Task input

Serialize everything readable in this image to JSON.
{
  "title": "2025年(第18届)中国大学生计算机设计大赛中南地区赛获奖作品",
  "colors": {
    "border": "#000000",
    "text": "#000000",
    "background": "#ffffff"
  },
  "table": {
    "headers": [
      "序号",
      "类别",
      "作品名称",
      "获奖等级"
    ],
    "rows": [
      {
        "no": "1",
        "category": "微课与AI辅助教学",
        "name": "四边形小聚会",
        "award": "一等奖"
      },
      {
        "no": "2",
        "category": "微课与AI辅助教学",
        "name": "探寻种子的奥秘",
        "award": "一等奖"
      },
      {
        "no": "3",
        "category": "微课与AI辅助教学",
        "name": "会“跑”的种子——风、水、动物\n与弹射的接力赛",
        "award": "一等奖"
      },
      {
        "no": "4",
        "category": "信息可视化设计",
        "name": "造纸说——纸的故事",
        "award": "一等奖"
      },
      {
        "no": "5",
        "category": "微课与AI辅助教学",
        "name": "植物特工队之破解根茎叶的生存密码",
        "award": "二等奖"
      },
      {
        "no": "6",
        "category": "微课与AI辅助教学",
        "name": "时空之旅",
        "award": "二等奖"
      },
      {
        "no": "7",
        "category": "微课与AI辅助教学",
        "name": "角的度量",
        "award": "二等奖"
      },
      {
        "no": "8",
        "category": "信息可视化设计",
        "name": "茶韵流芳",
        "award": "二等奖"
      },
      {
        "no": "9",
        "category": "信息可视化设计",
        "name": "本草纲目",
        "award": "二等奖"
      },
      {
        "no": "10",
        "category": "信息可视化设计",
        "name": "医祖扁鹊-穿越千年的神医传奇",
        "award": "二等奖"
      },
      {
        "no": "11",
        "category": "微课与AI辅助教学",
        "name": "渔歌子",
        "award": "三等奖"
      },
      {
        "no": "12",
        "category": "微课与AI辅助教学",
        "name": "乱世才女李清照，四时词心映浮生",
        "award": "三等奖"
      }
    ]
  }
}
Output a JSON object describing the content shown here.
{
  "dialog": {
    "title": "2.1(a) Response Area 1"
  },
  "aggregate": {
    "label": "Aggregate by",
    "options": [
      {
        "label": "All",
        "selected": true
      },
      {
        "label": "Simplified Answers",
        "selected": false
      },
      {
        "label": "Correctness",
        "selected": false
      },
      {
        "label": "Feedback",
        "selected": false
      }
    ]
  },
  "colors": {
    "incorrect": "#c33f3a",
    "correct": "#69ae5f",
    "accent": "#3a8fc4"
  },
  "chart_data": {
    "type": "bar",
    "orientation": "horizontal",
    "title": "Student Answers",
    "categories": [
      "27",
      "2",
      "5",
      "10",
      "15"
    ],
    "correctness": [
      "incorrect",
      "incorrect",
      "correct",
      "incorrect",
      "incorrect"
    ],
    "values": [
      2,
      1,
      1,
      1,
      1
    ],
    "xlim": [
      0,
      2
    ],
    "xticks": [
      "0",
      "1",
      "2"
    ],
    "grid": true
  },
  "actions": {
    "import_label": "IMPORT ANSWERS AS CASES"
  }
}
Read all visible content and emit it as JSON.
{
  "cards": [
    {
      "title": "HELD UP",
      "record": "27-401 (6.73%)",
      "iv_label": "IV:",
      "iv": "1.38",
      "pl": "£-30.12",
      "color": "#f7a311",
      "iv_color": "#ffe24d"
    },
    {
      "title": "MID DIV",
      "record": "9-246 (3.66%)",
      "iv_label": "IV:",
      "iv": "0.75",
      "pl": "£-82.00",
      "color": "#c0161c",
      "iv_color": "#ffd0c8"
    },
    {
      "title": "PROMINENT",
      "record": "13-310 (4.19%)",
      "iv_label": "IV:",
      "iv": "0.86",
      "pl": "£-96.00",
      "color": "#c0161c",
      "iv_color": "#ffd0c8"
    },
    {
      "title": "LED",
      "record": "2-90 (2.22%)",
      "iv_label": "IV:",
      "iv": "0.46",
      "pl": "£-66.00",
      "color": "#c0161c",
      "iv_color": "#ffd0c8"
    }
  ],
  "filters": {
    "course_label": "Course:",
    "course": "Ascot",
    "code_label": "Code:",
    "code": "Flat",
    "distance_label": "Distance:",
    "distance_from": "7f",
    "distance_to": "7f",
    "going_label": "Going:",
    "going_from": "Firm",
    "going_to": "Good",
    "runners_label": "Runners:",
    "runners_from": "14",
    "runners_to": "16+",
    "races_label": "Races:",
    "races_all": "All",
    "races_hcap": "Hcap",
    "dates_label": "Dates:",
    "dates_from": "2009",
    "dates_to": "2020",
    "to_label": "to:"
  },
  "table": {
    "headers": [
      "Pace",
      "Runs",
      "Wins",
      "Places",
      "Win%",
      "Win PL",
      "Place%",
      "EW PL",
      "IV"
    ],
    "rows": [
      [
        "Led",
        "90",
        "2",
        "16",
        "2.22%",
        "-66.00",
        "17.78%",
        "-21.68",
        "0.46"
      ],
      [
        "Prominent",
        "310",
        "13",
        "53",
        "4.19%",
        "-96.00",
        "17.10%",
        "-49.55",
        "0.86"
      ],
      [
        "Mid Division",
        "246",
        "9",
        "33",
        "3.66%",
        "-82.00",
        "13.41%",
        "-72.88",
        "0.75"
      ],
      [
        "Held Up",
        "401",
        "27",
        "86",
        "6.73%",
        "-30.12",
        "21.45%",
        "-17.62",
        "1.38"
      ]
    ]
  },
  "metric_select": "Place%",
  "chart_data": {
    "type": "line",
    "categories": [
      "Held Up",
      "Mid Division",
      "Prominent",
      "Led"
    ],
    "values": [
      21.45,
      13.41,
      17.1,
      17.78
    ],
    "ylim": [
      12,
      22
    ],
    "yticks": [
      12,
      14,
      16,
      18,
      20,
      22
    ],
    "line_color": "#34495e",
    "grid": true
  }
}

Given problem
Count the lines above that contain the word "content", and give only that number.

Response to this exercise
2